◆ **EXERCICE PROPOSÉ A**: Restituez, dans le texte sur les noces de Cana, tout ce qui va de « L'épisode de Cana » jusqu'à « les autres signes. ».

◆ **TEXTE PROPOSÉ**:
L'épisode de Cana a très
souvent été caricaturé comme un miracle presque magique de Jésus. Or,
l’évangile n’a rien à voir avec du miraculeux, encore moins avec de l’illusion.
Le récit de Cana nous offre le premier signe – c’est ainsi que saint Jean
qualifie les miracles dans son évangile – qui préfigure tous les autres signes.
C’est le signe d’une transformation, d’un passage, le signe de Pâques tout
simplement.
Les six jarres vides en
pierre constituent l’élément de départ du récit, tout comme le tombeau vide pour
les récits de Pâques. Mais ces jarres de pierre demandent à être remplies.
Elles symbolisent cette humanité vide, en quête de sens, obsédée par la tension
entre le permis et le défendu. Et à ce vide, cette angoisse existentielle,
Jésus vient substituer une dynamique d’amour symbolisée par le vin nouveau de
l’Esprit, le vin de la joie.

◆ **EXERCICE PROPOSÉ B**: Recopiez à l'identique, parmi les lignes de données, tout ce qui va de la ligne contenant « candidate-headline: Security and » jusqu'à celle contenant « course-text: Completed a », ces deux lignes comprises.

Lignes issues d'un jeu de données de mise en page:
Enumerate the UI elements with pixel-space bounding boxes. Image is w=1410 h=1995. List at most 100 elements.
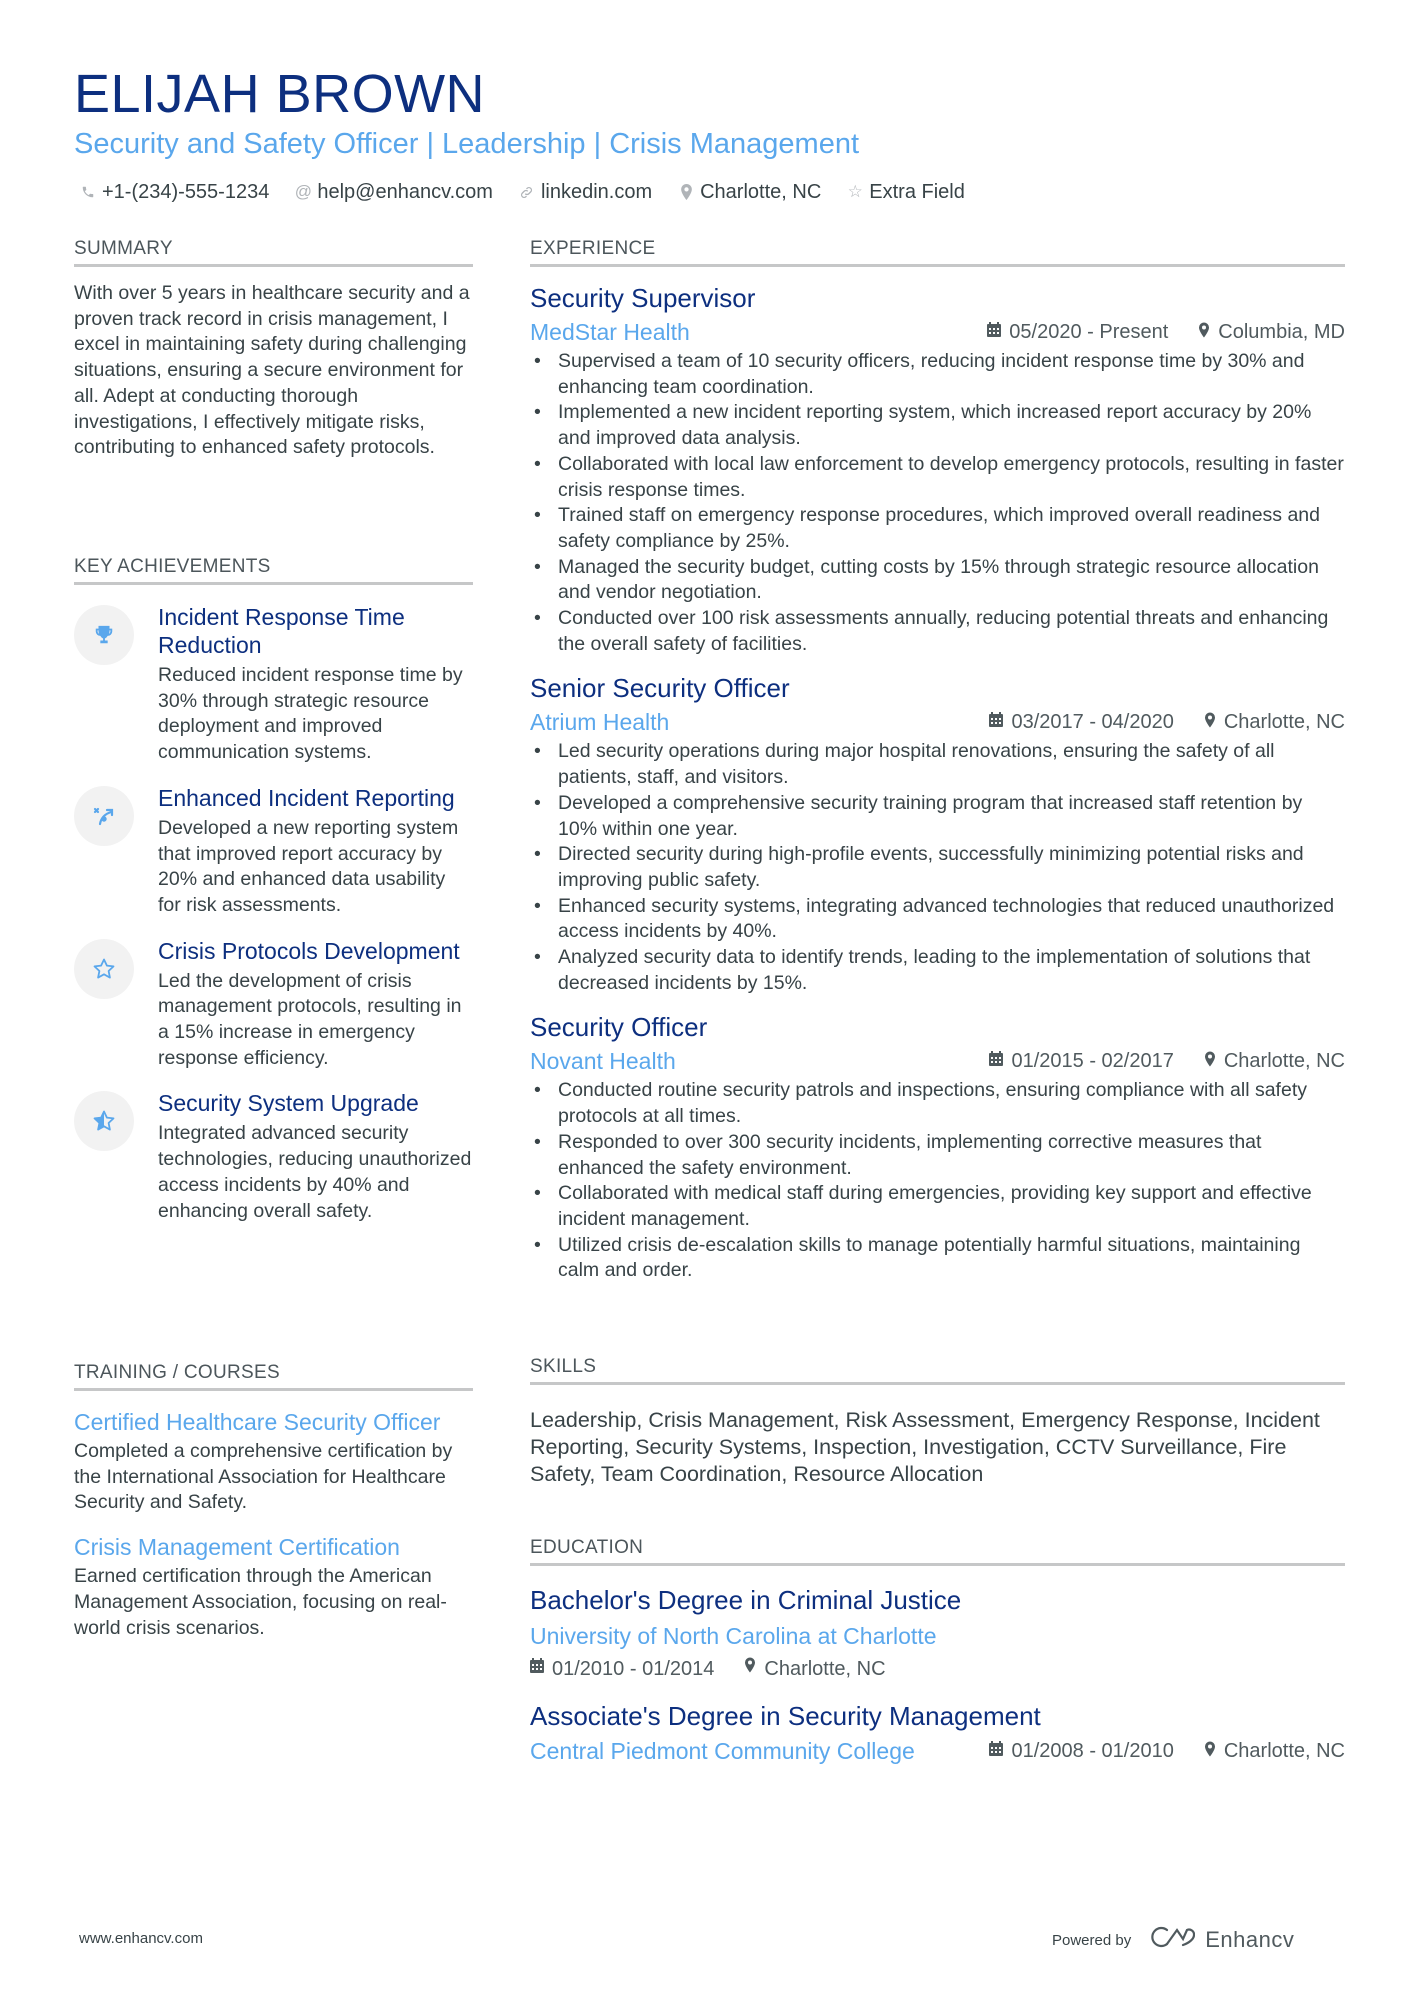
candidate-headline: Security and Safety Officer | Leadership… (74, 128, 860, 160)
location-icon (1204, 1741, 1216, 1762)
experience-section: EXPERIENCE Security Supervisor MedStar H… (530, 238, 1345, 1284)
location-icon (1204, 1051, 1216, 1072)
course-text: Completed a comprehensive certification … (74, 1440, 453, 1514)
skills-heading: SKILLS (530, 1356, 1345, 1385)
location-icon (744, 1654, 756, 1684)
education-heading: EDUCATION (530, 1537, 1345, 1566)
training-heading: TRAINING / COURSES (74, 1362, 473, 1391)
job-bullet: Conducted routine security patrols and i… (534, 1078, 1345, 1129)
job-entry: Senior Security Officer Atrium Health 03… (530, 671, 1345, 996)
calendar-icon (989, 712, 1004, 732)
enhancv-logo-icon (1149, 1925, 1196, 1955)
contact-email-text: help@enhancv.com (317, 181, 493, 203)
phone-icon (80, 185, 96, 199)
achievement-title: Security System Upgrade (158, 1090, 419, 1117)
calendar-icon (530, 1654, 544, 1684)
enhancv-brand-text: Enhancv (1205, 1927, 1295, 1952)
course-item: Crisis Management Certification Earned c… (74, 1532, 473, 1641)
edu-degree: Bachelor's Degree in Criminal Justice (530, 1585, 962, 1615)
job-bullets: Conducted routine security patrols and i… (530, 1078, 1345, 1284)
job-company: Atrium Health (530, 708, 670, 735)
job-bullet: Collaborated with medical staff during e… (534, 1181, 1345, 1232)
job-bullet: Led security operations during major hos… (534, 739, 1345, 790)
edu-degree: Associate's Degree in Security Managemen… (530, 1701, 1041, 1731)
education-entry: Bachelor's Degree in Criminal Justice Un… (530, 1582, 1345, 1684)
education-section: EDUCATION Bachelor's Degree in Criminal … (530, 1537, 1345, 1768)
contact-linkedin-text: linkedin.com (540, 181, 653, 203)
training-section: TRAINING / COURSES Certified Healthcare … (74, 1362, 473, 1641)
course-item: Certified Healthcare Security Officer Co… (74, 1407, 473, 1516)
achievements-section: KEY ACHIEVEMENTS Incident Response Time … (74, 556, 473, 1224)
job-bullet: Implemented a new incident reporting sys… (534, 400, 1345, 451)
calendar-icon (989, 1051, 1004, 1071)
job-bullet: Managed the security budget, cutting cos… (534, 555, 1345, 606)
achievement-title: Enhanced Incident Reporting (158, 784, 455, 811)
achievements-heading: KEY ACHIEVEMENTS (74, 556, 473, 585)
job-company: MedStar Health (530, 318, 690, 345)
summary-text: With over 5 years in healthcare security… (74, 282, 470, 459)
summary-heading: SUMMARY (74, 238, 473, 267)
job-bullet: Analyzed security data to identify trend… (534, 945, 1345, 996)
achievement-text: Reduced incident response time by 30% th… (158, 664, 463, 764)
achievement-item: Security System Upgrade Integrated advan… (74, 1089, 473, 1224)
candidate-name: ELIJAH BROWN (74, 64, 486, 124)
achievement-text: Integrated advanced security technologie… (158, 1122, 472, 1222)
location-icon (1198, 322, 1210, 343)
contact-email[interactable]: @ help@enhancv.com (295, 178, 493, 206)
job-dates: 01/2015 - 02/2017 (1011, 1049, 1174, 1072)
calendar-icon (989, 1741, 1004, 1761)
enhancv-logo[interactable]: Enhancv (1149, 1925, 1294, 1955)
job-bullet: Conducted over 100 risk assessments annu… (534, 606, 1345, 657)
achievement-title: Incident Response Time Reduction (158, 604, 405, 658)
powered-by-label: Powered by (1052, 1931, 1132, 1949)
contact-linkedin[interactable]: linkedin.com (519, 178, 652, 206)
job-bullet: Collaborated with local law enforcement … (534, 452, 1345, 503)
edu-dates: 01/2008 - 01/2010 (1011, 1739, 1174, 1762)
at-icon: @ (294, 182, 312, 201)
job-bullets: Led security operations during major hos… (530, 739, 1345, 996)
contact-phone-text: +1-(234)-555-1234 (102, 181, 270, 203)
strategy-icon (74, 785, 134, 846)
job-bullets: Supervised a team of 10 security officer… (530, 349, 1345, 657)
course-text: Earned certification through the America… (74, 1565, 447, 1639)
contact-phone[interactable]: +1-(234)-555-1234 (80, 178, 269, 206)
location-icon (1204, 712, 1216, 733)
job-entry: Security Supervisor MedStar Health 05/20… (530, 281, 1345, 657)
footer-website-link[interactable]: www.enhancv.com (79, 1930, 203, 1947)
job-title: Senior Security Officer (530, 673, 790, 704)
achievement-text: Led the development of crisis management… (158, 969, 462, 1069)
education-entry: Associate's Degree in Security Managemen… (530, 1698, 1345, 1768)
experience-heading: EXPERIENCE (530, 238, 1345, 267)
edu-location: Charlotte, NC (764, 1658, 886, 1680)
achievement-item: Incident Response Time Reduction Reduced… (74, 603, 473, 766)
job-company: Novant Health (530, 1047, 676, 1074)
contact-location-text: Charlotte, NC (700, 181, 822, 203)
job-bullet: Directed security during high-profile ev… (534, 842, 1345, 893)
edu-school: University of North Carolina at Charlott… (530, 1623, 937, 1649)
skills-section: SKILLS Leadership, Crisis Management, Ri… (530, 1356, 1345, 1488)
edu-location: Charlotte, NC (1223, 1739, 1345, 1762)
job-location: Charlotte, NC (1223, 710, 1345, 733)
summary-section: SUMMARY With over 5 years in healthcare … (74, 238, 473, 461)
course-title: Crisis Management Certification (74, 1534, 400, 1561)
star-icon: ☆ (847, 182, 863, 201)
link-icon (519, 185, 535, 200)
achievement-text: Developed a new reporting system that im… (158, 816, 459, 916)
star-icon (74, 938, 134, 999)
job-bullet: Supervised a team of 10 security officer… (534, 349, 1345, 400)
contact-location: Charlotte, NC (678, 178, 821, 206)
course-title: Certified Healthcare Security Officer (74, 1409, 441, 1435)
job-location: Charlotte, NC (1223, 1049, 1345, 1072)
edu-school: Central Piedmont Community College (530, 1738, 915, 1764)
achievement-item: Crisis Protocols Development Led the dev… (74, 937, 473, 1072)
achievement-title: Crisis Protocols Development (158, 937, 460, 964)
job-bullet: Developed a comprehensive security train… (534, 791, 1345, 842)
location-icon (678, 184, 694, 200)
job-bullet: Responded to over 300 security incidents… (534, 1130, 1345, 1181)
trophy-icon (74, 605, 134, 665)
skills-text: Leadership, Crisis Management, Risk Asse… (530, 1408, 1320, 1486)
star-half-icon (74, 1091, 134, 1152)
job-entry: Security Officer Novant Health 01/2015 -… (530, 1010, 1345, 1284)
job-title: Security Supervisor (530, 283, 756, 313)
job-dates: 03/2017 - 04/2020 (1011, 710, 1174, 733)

◆ **CORRIGÉ A**:
L'épisode de Cana a très
souvent été caricaturé comme un miracle presque magique de Jésus. Or,
l’évangile n’a rien à voir avec du miraculeux, encore moins avec de l’illusion.
Le récit de Cana nous offre le premier signe – c’est ainsi que saint Jean
qualifie les miracles dans son évangile – qui préfigure tous les autres signes.

◆ **CORRIGÉ B**:
candidate-headline: Security and Safety Officer | Leadership… (74, 128, 860, 160)
location-icon (1204, 1741, 1216, 1762)
experience-section: EXPERIENCE Security Supervisor MedStar H… (530, 238, 1345, 1284)
location-icon (1204, 1051, 1216, 1072)
course-text: Completed a comprehensive certification … (74, 1440, 453, 1514)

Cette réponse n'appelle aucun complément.